### Set of tasks:
a) List every distinct proper name of a person or a place that appears in the passage on the Kansas governor's race.
b) Continue the passage on the Kansas governor's race, starting right after its final sentence.

It’s a familiar pattern for this year’s midterm elections: One candidate for governor is trying to make the other one talk about abortion. But in most states, it’s the Democrat who’s pushing abortion into the conversation. In Kansas, it’s the Republican

Just two months after Kansas voters emphatically rejected a ballot initiative that would have removed abortion rights from the state constitution, Gov. Laura Kelly, a Democrat, is mostly skirting the issue. At a recent debate, her Republican opponent, Kansas Attorney General Derek Schmidt, needled Kelly about her support for abortion rights, saying that Kelly didn’t support any limits on when abortion should be legal. Kelly responded with the equivalent of a shrug. “I really for 18 years have had the same position on this issue,” she said. “So I really don’t have much more to say.”

### Record extracts:

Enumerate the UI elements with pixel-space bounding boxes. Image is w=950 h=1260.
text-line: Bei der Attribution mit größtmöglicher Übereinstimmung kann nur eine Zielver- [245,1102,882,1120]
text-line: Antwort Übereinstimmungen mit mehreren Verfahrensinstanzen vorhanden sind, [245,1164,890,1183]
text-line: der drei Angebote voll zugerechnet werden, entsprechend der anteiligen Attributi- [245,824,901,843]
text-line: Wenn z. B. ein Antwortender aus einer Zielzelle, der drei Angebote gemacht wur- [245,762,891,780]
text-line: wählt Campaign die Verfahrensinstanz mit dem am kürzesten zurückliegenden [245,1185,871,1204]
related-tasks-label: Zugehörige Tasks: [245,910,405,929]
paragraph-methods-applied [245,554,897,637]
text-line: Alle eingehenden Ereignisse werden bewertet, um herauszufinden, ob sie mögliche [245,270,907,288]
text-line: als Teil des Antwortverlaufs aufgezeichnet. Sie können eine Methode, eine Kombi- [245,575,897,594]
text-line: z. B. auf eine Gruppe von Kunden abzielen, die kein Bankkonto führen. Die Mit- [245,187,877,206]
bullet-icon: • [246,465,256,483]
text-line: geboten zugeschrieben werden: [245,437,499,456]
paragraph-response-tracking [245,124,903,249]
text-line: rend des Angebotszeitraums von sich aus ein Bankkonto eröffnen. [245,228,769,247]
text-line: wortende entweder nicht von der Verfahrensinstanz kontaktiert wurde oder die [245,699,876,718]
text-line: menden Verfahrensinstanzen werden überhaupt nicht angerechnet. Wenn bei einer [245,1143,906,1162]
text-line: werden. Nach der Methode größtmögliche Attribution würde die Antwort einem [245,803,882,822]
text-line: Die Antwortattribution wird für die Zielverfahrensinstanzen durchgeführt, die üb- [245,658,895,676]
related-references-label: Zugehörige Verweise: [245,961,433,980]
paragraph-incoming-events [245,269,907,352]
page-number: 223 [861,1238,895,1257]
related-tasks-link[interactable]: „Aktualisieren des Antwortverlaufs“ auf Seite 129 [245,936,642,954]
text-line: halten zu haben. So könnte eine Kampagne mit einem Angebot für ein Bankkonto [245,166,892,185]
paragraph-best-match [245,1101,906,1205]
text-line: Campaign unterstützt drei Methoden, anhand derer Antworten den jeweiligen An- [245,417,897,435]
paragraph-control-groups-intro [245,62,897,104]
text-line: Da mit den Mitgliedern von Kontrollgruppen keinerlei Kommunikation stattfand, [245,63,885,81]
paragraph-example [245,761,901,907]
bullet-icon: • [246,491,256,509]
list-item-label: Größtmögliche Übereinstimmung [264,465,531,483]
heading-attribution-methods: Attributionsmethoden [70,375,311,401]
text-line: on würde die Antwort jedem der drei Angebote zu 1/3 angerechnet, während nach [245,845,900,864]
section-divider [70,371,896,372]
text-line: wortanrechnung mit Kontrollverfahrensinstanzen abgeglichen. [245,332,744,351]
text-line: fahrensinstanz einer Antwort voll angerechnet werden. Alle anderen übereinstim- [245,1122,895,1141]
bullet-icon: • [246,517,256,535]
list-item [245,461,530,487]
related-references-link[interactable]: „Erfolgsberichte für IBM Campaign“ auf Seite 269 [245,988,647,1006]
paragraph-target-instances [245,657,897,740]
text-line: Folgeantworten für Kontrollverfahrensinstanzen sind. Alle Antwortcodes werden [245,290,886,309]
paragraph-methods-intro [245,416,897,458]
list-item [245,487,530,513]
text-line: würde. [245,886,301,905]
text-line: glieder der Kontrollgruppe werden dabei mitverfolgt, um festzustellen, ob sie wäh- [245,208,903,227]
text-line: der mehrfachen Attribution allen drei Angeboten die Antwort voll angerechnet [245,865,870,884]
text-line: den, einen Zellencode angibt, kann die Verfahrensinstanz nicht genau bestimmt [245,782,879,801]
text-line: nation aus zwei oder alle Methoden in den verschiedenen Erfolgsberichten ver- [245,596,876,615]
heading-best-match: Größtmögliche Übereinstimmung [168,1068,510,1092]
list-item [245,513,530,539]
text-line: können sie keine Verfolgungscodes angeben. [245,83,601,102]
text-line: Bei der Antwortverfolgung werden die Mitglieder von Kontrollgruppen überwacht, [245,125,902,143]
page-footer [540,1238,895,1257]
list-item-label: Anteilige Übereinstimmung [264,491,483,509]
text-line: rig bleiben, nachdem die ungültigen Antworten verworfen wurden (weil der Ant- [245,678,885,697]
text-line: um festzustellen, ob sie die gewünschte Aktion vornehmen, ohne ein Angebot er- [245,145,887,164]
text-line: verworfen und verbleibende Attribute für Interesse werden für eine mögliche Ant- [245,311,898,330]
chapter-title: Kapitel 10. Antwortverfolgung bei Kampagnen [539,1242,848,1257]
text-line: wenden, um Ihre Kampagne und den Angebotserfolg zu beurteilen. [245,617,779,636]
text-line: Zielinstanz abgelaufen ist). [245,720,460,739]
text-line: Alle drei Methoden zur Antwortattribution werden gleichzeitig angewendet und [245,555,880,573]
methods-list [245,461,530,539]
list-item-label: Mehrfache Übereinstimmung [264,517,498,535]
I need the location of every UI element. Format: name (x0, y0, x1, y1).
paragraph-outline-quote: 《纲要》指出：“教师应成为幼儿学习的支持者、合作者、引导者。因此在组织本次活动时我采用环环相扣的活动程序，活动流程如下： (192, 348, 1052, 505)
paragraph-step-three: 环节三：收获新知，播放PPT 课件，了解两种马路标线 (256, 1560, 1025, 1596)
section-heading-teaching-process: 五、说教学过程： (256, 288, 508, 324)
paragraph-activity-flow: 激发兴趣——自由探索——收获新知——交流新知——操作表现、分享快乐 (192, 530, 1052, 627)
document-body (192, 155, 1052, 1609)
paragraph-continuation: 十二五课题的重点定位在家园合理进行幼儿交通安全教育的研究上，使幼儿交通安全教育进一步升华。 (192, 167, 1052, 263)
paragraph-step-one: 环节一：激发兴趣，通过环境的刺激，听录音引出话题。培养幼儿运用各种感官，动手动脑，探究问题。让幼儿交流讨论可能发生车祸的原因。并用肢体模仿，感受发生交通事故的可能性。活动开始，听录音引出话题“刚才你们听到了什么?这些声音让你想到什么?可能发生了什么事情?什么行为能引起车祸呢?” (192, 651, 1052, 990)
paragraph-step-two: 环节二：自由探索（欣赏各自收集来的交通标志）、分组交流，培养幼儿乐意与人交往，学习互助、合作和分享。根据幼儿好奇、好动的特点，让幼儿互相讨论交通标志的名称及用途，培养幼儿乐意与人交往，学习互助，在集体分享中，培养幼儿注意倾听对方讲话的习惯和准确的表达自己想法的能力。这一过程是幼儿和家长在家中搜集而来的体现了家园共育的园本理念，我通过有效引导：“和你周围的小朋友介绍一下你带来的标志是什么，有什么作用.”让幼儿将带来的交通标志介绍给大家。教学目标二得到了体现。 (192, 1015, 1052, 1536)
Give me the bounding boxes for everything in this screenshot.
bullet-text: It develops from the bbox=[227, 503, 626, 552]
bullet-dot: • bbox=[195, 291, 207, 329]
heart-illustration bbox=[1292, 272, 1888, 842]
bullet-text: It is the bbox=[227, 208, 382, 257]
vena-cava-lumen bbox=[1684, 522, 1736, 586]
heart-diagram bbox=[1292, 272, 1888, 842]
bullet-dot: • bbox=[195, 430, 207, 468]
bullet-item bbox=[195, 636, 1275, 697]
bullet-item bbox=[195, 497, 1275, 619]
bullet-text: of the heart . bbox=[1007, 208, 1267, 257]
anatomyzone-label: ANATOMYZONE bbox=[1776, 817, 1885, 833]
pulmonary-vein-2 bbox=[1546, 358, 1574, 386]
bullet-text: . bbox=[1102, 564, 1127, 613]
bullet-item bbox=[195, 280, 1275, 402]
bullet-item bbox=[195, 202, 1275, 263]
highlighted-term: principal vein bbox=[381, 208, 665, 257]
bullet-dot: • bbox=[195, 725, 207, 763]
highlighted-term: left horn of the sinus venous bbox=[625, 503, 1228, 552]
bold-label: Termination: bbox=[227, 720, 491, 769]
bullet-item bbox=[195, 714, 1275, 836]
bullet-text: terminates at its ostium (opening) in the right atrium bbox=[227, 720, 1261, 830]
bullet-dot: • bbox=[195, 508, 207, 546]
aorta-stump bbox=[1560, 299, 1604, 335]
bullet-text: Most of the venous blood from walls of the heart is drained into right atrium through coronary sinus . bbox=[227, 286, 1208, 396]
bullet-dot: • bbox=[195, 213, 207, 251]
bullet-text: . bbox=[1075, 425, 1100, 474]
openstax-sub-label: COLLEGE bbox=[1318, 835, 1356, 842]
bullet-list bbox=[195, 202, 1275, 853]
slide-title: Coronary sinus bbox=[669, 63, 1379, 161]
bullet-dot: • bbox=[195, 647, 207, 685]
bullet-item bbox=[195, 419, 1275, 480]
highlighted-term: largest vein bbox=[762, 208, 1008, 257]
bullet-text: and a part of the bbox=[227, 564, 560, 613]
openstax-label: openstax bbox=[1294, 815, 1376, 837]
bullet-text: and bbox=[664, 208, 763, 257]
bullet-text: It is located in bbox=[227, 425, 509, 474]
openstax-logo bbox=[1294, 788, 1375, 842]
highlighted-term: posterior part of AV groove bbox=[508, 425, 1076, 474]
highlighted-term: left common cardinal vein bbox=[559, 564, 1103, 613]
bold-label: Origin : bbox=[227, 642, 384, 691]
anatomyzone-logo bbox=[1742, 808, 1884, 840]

### Answers to the tasks:
a) Kansas, Laura Kelly, Derek Schmidt

b)
Kelly’s silence on abortion shows that not all Democrats are convinced the issue can be deployed to their advantage, particularly in red-leaning states like Kansas. Instead, she’s been focusing on the economy and education, and tying Schmidt to the unpopular former governor Sam Brownback. None of the ads run by Kelly’s campaign have even mentioned the word “abortion.” And so far, it doesn’t look like a bad approach.

According to FiveThirtyEight’s Deluxe forecast,1 Kelly is slightly favored, with a 66-in-100 chance of winning the election in November, even though she’s one of the most vulnerable incumbent governors this cycle. And while the polls we do have so far show a tight race, a September poll from Emerson College/The Hill found that 53 percent of likely voters in Kansas have a favorable view of Kelly, while 45 percent view Schmidt favorably.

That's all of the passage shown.